* Problem description *
Extract all of the entries and set them down verbatim.

╔══

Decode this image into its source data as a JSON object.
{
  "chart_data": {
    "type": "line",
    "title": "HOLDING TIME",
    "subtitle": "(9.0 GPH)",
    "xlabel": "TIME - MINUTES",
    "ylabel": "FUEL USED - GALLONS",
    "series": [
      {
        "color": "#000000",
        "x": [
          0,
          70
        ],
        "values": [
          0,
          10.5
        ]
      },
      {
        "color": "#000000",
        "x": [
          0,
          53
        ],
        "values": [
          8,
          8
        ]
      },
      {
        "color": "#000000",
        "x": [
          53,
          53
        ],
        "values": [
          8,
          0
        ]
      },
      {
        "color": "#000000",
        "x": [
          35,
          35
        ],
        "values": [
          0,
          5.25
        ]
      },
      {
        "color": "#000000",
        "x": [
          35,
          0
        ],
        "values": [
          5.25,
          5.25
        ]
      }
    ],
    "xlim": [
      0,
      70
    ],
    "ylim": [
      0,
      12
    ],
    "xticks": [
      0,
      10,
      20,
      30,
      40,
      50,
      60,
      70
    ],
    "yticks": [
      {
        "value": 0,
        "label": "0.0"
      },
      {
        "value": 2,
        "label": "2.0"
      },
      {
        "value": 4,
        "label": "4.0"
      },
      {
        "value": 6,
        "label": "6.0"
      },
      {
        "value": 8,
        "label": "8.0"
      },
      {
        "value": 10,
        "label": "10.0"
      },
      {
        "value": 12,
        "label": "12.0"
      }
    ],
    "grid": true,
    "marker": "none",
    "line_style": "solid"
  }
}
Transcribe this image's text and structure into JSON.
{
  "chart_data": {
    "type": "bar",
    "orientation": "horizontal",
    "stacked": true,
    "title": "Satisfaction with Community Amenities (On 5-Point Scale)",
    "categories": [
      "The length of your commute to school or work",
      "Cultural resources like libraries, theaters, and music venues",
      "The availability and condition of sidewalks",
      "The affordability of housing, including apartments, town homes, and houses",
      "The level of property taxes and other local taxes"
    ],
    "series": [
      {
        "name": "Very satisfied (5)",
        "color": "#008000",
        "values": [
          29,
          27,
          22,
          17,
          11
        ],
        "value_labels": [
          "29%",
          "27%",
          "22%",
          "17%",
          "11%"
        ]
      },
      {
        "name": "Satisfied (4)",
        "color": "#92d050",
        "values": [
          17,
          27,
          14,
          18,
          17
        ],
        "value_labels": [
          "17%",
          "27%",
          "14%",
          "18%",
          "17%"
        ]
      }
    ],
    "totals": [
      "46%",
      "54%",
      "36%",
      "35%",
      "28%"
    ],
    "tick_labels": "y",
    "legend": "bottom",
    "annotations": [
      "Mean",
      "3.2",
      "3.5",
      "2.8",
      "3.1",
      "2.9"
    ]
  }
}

╚══

* Answer for the task *
Decode this image into its source data as a JSON object.
{
  "chart_data": {
    "type": "line",
    "title": "HOLDING TIME",
    "subtitle": "(9.0 GPH)",
    "xlabel": "TIME - MINUTES",
    "ylabel": "FUEL USED - GALLONS",
    "series": [
      {
        "color": "#000000",
        "x": [
          0,
          70
        ],
        "values": [
          0,
          10.5
        ]
      },
      {
        "color": "#000000",
        "x": [
          0,
          53
        ],
        "values": [
          8,
          8
        ]
      },
      {
        "color": "#000000",
        "x": [
          53,
          53
        ],
        "values": [
          8,
          0
        ]
      },
      {
        "color": "#000000",
        "x": [
          35,
          35
        ],
        "values": [
          0,
          5.25
        ]
      },
      {
        "color": "#000000",
        "x": [
          35,
          0
        ],
        "values": [
          5.25,
          5.25
        ]
      }
    ],
    "xlim": [
      0,
      70
    ],
    "ylim": [
      0,
      12
    ],
    "xticks": [
      0,
      10,
      20,
      30,
      40,
      50,
      60,
      70
    ],
    "yticks": [
      {
        "value": 0,
        "label": "0.0"
      },
      {
        "value": 2,
        "label": "2.0"
      },
      {
        "value": 4,
        "label": "4.0"
      },
      {
        "value": 6,
        "label": "6.0"
      },
      {
        "value": 8,
        "label": "8.0"
      },
      {
        "value": 10,
        "label": "10.0"
      },
      {
        "value": 12,
        "label": "12.0"
      }
    ],
    "grid": true,
    "marker": "none",
    "line_style": "solid"
  }
}
Transcribe this image's text and structure into JSON.
{
  "chart_data": {
    "type": "bar",
    "orientation": "horizontal",
    "stacked": true,
    "title": "Satisfaction with Community Amenities (On 5-Point Scale)",
    "categories": [
      "The length of your commute to school or work",
      "Cultural resources like libraries, theaters, and music venues",
      "The availability and condition of sidewalks",
      "The affordability of housing, including apartments, town homes, and houses",
      "The level of property taxes and other local taxes"
    ],
    "series": [
      {
        "name": "Very satisfied (5)",
        "color": "#008000",
        "values": [
          29,
          27,
          22,
          17,
          11
        ],
        "value_labels": [
          "29%",
          "27%",
          "22%",
          "17%",
          "11%"
        ]
      },
      {
        "name": "Satisfied (4)",
        "color": "#92d050",
        "values": [
          17,
          27,
          14,
          18,
          17
        ],
        "value_labels": [
          "17%",
          "27%",
          "14%",
          "18%",
          "17%"
        ]
      }
    ],
    "totals": [
      "46%",
      "54%",
      "36%",
      "35%",
      "28%"
    ],
    "tick_labels": "y",
    "legend": "bottom",
    "annotations": [
      "Mean",
      "3.2",
      "3.5",
      "2.8",
      "3.1",
      "2.9"
    ]
  }
}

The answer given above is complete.